═══ DATA SHOWN
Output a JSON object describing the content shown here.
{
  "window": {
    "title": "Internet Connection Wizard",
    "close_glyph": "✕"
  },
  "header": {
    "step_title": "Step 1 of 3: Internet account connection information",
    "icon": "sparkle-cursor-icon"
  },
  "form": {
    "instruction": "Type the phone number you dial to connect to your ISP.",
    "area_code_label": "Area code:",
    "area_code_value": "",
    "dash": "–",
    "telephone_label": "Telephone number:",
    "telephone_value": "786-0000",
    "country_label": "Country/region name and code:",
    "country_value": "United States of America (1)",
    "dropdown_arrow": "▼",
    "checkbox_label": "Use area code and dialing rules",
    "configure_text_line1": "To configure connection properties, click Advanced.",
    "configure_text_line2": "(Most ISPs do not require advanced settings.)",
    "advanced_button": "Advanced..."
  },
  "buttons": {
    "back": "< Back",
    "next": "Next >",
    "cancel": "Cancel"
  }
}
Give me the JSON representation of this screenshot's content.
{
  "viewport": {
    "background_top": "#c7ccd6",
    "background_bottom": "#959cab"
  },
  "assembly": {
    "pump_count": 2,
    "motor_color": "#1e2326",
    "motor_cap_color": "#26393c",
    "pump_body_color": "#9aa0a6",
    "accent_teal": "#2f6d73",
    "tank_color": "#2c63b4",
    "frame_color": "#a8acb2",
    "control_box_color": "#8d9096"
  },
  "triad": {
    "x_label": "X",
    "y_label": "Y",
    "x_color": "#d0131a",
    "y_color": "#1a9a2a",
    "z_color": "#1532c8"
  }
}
══════
### GIVEN EXERCISE
Go through the records and print each one exactly.

### REPLY TO THE EXERCISE
Output a JSON object describing the content shown here.
{
  "window": {
    "title": "Internet Connection Wizard",
    "close_glyph": "✕"
  },
  "header": {
    "step_title": "Step 1 of 3: Internet account connection information",
    "icon": "sparkle-cursor-icon"
  },
  "form": {
    "instruction": "Type the phone number you dial to connect to your ISP.",
    "area_code_label": "Area code:",
    "area_code_value": "",
    "dash": "–",
    "telephone_label": "Telephone number:",
    "telephone_value": "786-0000",
    "country_label": "Country/region name and code:",
    "country_value": "United States of America (1)",
    "dropdown_arrow": "▼",
    "checkbox_label": "Use area code and dialing rules",
    "configure_text_line1": "To configure connection properties, click Advanced.",
    "configure_text_line2": "(Most ISPs do not require advanced settings.)",
    "advanced_button": "Advanced..."
  },
  "buttons": {
    "back": "< Back",
    "next": "Next >",
    "cancel": "Cancel"
  }
}
Give me the JSON representation of this screenshot's content.
{
  "viewport": {
    "background_top": "#c7ccd6",
    "background_bottom": "#959cab"
  },
  "assembly": {
    "pump_count": 2,
    "motor_color": "#1e2326",
    "motor_cap_color": "#26393c",
    "pump_body_color": "#9aa0a6",
    "accent_teal": "#2f6d73",
    "tank_color": "#2c63b4",
    "frame_color": "#a8acb2",
    "control_box_color": "#8d9096"
  },
  "triad": {
    "x_label": "X",
    "y_label": "Y",
    "x_color": "#d0131a",
    "y_color": "#1a9a2a",
    "z_color": "#1532c8"
  }
}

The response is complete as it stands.